■ STATED GOAL: All records below must be retyped exactly.

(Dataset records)
—————

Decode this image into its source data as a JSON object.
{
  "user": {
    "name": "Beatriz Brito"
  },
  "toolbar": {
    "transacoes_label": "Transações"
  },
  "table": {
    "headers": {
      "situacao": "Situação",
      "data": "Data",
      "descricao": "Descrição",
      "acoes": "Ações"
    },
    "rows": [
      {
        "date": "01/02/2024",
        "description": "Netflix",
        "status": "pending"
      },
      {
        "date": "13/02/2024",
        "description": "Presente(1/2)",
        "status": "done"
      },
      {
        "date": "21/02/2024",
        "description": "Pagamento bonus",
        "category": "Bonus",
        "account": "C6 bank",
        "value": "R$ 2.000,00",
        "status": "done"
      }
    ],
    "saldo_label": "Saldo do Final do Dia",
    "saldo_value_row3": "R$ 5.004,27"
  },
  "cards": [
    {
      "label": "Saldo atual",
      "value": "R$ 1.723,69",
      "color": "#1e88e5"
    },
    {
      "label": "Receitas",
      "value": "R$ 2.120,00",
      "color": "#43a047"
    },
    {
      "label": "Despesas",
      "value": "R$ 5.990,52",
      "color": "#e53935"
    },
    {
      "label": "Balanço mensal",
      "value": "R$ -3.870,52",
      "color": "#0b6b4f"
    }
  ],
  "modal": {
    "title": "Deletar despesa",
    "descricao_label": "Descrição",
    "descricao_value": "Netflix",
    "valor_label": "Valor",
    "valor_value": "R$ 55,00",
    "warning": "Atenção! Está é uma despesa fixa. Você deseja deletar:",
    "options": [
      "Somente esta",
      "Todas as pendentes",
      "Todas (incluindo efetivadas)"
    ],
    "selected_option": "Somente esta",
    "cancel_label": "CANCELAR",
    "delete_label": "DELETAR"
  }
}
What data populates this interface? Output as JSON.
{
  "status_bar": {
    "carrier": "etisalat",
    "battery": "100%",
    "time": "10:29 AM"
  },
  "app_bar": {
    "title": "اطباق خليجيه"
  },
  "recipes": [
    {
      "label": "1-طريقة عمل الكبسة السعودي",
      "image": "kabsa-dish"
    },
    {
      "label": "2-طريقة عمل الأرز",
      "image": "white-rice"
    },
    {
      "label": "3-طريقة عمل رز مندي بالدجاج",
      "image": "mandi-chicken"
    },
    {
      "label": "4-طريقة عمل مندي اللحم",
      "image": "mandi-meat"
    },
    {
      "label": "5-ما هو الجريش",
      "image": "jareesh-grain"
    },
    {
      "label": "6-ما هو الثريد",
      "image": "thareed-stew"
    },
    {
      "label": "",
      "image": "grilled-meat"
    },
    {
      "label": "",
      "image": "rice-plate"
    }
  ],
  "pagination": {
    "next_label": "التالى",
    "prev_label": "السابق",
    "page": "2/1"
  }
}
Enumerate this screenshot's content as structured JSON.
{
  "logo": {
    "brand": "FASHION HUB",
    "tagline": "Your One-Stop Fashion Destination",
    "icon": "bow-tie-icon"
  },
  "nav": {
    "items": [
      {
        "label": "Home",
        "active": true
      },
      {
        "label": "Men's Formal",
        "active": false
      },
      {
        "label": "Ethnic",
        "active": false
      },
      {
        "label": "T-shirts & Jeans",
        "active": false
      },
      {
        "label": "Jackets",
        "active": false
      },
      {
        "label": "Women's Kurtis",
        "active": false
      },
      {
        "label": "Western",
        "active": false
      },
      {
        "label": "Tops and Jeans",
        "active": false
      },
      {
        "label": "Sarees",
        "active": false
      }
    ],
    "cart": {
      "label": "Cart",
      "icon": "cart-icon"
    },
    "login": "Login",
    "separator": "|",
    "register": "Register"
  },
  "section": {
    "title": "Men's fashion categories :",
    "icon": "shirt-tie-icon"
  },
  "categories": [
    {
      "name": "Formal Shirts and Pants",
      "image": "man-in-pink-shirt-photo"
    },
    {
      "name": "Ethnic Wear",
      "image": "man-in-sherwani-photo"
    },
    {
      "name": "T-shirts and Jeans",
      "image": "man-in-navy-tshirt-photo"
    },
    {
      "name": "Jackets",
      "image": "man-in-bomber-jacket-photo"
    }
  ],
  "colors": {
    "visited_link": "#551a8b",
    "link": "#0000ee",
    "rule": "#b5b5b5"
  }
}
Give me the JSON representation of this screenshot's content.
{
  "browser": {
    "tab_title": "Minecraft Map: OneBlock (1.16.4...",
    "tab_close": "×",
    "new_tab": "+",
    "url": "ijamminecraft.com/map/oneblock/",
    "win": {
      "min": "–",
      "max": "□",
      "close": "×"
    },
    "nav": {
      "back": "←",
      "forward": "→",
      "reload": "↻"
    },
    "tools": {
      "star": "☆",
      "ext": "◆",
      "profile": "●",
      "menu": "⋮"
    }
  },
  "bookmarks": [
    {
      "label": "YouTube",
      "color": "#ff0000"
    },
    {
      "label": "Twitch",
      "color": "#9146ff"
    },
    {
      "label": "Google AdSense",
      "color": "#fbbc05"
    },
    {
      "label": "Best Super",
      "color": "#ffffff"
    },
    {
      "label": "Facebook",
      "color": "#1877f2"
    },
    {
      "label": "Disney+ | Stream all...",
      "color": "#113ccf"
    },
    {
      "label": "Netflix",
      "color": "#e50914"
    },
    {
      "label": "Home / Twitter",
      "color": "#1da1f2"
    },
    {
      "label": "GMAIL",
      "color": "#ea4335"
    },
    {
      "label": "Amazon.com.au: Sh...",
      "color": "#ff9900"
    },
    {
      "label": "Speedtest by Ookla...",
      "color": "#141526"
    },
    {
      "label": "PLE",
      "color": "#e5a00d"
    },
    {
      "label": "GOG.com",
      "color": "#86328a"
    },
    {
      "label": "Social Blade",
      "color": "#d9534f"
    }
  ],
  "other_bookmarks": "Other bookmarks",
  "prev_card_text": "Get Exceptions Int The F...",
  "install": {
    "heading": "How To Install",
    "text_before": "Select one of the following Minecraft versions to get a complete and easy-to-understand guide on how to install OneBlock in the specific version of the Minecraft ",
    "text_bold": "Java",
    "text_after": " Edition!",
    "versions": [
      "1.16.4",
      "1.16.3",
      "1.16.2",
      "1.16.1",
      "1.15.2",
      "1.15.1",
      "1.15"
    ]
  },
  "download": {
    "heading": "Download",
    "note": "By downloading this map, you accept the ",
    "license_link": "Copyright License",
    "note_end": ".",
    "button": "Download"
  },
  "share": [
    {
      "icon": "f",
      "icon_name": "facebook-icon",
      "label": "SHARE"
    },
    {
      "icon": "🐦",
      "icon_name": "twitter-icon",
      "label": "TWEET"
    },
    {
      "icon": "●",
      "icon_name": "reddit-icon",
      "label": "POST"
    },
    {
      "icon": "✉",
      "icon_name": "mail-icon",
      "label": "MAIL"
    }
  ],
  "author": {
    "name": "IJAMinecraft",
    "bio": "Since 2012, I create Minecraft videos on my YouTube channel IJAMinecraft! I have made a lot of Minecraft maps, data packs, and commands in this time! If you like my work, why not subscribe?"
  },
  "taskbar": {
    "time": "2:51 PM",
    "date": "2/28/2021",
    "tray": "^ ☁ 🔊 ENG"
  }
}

—————

■ OUTPUT FOR THIS EXERCISE:
Decode this image into its source data as a JSON object.
{
  "user": {
    "name": "Beatriz Brito"
  },
  "toolbar": {
    "transacoes_label": "Transações"
  },
  "table": {
    "headers": {
      "situacao": "Situação",
      "data": "Data",
      "descricao": "Descrição",
      "acoes": "Ações"
    },
    "rows": [
      {
        "date": "01/02/2024",
        "description": "Netflix",
        "status": "pending"
      },
      {
        "date": "13/02/2024",
        "description": "Presente(1/2)",
        "status": "done"
      },
      {
        "date": "21/02/2024",
        "description": "Pagamento bonus",
        "category": "Bonus",
        "account": "C6 bank",
        "value": "R$ 2.000,00",
        "status": "done"
      }
    ],
    "saldo_label": "Saldo do Final do Dia",
    "saldo_value_row3": "R$ 5.004,27"
  },
  "cards": [
    {
      "label": "Saldo atual",
      "value": "R$ 1.723,69",
      "color": "#1e88e5"
    },
    {
      "label": "Receitas",
      "value": "R$ 2.120,00",
      "color": "#43a047"
    },
    {
      "label": "Despesas",
      "value": "R$ 5.990,52",
      "color": "#e53935"
    },
    {
      "label": "Balanço mensal",
      "value": "R$ -3.870,52",
      "color": "#0b6b4f"
    }
  ],
  "modal": {
    "title": "Deletar despesa",
    "descricao_label": "Descrição",
    "descricao_value": "Netflix",
    "valor_label": "Valor",
    "valor_value": "R$ 55,00",
    "warning": "Atenção! Está é uma despesa fixa. Você deseja deletar:",
    "options": [
      "Somente esta",
      "Todas as pendentes",
      "Todas (incluindo efetivadas)"
    ],
    "selected_option": "Somente esta",
    "cancel_label": "CANCELAR",
    "delete_label": "DELETAR"
  }
}
What data populates this interface? Output as JSON.
{
  "status_bar": {
    "carrier": "etisalat",
    "battery": "100%",
    "time": "10:29 AM"
  },
  "app_bar": {
    "title": "اطباق خليجيه"
  },
  "recipes": [
    {
      "label": "1-طريقة عمل الكبسة السعودي",
      "image": "kabsa-dish"
    },
    {
      "label": "2-طريقة عمل الأرز",
      "image": "white-rice"
    },
    {
      "label": "3-طريقة عمل رز مندي بالدجاج",
      "image": "mandi-chicken"
    },
    {
      "label": "4-طريقة عمل مندي اللحم",
      "image": "mandi-meat"
    },
    {
      "label": "5-ما هو الجريش",
      "image": "jareesh-grain"
    },
    {
      "label": "6-ما هو الثريد",
      "image": "thareed-stew"
    },
    {
      "label": "",
      "image": "grilled-meat"
    },
    {
      "label": "",
      "image": "rice-plate"
    }
  ],
  "pagination": {
    "next_label": "التالى",
    "prev_label": "السابق",
    "page": "2/1"
  }
}
Enumerate this screenshot's content as structured JSON.
{
  "logo": {
    "brand": "FASHION HUB",
    "tagline": "Your One-Stop Fashion Destination",
    "icon": "bow-tie-icon"
  },
  "nav": {
    "items": [
      {
        "label": "Home",
        "active": true
      },
      {
        "label": "Men's Formal",
        "active": false
      },
      {
        "label": "Ethnic",
        "active": false
      },
      {
        "label": "T-shirts & Jeans",
        "active": false
      },
      {
        "label": "Jackets",
        "active": false
      },
      {
        "label": "Women's Kurtis",
        "active": false
      },
      {
        "label": "Western",
        "active": false
      },
      {
        "label": "Tops and Jeans",
        "active": false
      },
      {
        "label": "Sarees",
        "active": false
      }
    ],
    "cart": {
      "label": "Cart",
      "icon": "cart-icon"
    },
    "login": "Login",
    "separator": "|",
    "register": "Register"
  },
  "section": {
    "title": "Men's fashion categories :",
    "icon": "shirt-tie-icon"
  },
  "categories": [
    {
      "name": "Formal Shirts and Pants",
      "image": "man-in-pink-shirt-photo"
    },
    {
      "name": "Ethnic Wear",
      "image": "man-in-sherwani-photo"
    },
    {
      "name": "T-shirts and Jeans",
      "image": "man-in-navy-tshirt-photo"
    },
    {
      "name": "Jackets",
      "image": "man-in-bomber-jacket-photo"
    }
  ],
  "colors": {
    "visited_link": "#551a8b",
    "link": "#0000ee",
    "rule": "#b5b5b5"
  }
}
Give me the JSON representation of this screenshot's content.
{
  "browser": {
    "tab_title": "Minecraft Map: OneBlock (1.16.4...",
    "tab_close": "×",
    "new_tab": "+",
    "url": "ijamminecraft.com/map/oneblock/",
    "win": {
      "min": "–",
      "max": "□",
      "close": "×"
    },
    "nav": {
      "back": "←",
      "forward": "→",
      "reload": "↻"
    },
    "tools": {
      "star": "☆",
      "ext": "◆",
      "profile": "●",
      "menu": "⋮"
    }
  },
  "bookmarks": [
    {
      "label": "YouTube",
      "color": "#ff0000"
    },
    {
      "label": "Twitch",
      "color": "#9146ff"
    },
    {
      "label": "Google AdSense",
      "color": "#fbbc05"
    },
    {
      "label": "Best Super",
      "color": "#ffffff"
    },
    {
      "label": "Facebook",
      "color": "#1877f2"
    },
    {
      "label": "Disney+ | Stream all...",
      "color": "#113ccf"
    },
    {
      "label": "Netflix",
      "color": "#e50914"
    },
    {
      "label": "Home / Twitter",
      "color": "#1da1f2"
    },
    {
      "label": "GMAIL",
      "color": "#ea4335"
    },
    {
      "label": "Amazon.com.au: Sh...",
      "color": "#ff9900"
    },
    {
      "label": "Speedtest by Ookla...",
      "color": "#141526"
    },
    {
      "label": "PLE",
      "color": "#e5a00d"
    },
    {
      "label": "GOG.com",
      "color": "#86328a"
    },
    {
      "label": "Social Blade",
      "color": "#d9534f"
    }
  ],
  "other_bookmarks": "Other bookmarks",
  "prev_card_text": "Get Exceptions Int The F...",
  "install": {
    "heading": "How To Install",
    "text_before": "Select one of the following Minecraft versions to get a complete and easy-to-understand guide on how to install OneBlock in the specific version of the Minecraft ",
    "text_bold": "Java",
    "text_after": " Edition!",
    "versions": [
      "1.16.4",
      "1.16.3",
      "1.16.2",
      "1.16.1",
      "1.15.2",
      "1.15.1",
      "1.15"
    ]
  },
  "download": {
    "heading": "Download",
    "note": "By downloading this map, you accept the ",
    "license_link": "Copyright License",
    "note_end": ".",
    "button": "Download"
  },
  "share": [
    {
      "icon": "f",
      "icon_name": "facebook-icon",
      "label": "SHARE"
    },
    {
      "icon": "🐦",
      "icon_name": "twitter-icon",
      "label": "TWEET"
    },
    {
      "icon": "●",
      "icon_name": "reddit-icon",
      "label": "POST"
    },
    {
      "icon": "✉",
      "icon_name": "mail-icon",
      "label": "MAIL"
    }
  ],
  "author": {
    "name": "IJAMinecraft",
    "bio": "Since 2012, I create Minecraft videos on my YouTube channel IJAMinecraft! I have made a lot of Minecraft maps, data packs, and commands in this time! If you like my work, why not subscribe?"
  },
  "taskbar": {
    "time": "2:51 PM",
    "date": "2/28/2021",
    "tray": "^ ☁ 🔊 ENG"
  }
}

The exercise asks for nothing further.